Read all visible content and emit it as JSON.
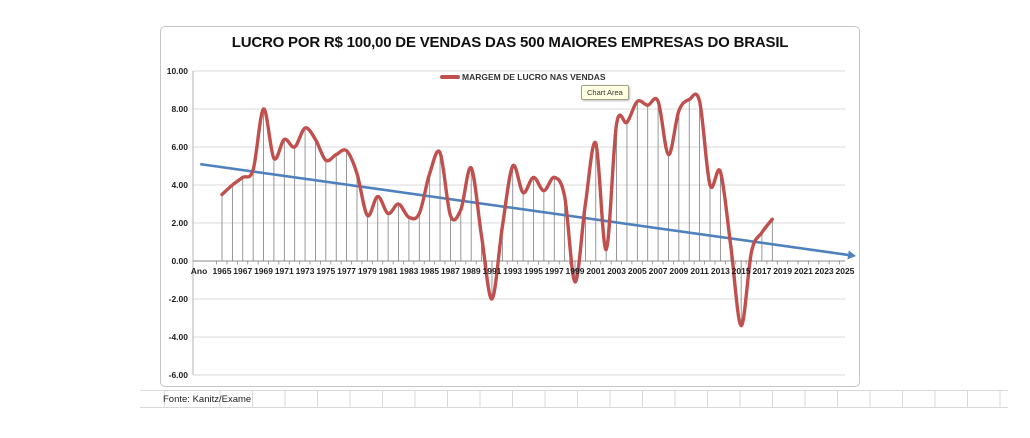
{
  "chart_data": {
    "type": "line",
    "title": "LUCRO POR R$ 100,00 DE VENDAS DAS 500 MAIORES EMPRESAS DO BRASIL",
    "legend": {
      "label": "MARGEM DE LUCRO NAS VENDAS",
      "position": "top-center"
    },
    "series_color": "#C0504D",
    "years": [
      1965,
      1966,
      1967,
      1968,
      1969,
      1970,
      1971,
      1972,
      1973,
      1974,
      1975,
      1976,
      1977,
      1978,
      1979,
      1980,
      1981,
      1982,
      1983,
      1984,
      1985,
      1986,
      1987,
      1988,
      1989,
      1990,
      1991,
      1992,
      1993,
      1994,
      1995,
      1996,
      1997,
      1998,
      1999,
      2000,
      2001,
      2002,
      2003,
      2004,
      2005,
      2006,
      2007,
      2008,
      2009,
      2010,
      2011,
      2012,
      2013,
      2014,
      2015,
      2016,
      2017,
      2018
    ],
    "values": [
      3.5,
      4.0,
      4.4,
      4.8,
      8.0,
      5.4,
      6.4,
      6.0,
      7.0,
      6.4,
      5.3,
      5.6,
      5.8,
      4.6,
      2.4,
      3.4,
      2.5,
      3.0,
      2.3,
      2.5,
      4.6,
      5.7,
      2.4,
      2.7,
      4.9,
      1.3,
      -2.0,
      1.8,
      5.0,
      3.6,
      4.4,
      3.7,
      4.4,
      3.4,
      -1.1,
      3.0,
      6.2,
      0.6,
      7.2,
      7.3,
      8.4,
      8.2,
      8.4,
      5.6,
      7.9,
      8.5,
      8.4,
      4.0,
      4.7,
      0.8,
      -3.4,
      0.5,
      1.5,
      2.2
    ],
    "trendline": {
      "color": "#4F81BD",
      "start_year": 1962.9,
      "start_value": 5.1,
      "end_year": 2025.3,
      "end_value": 0.32,
      "arrow": true
    },
    "x_axis_prefix": "Ano",
    "x_tick_labels": [
      "1965",
      "1967",
      "1969",
      "1971",
      "1973",
      "1975",
      "1977",
      "1979",
      "1981",
      "1983",
      "1985",
      "1987",
      "1989",
      "1991",
      "1993",
      "1995",
      "1997",
      "1999",
      "2001",
      "2003",
      "2005",
      "2007",
      "2009",
      "2011",
      "2013",
      "2015",
      "2017",
      "2019",
      "2021",
      "2023",
      "2025"
    ],
    "y_tick_labels": [
      "10.00",
      "8.00",
      "6.00",
      "4.00",
      "2.00",
      "0.00",
      "-2.00",
      "-4.00",
      "-6.00"
    ],
    "ylim": [
      -6,
      10
    ],
    "xlim": [
      1963,
      2026
    ],
    "grid": "horizontal",
    "drop_lines": true,
    "gridline_color": "#d9d9d9",
    "axis_color": "#8c8c8c",
    "drop_line_color": "#7f7f7f",
    "legend_position": "top-center"
  },
  "tooltip": {
    "text": "Chart Area",
    "background": "#ffffe1"
  },
  "footer": {
    "source": "Fonte: Kanitz/Exame"
  }
}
━━━━━━
## BRIEF
Read the data above and pull out each line that holds the string "LUCRO".

## FINAL RESULT
    "title": "LUCRO POR R$ 100,00 DE VENDAS DAS 500 MAIORES EMPRESAS DO BRASIL",
      "label": "MARGEM DE LUCRO NAS VENDAS",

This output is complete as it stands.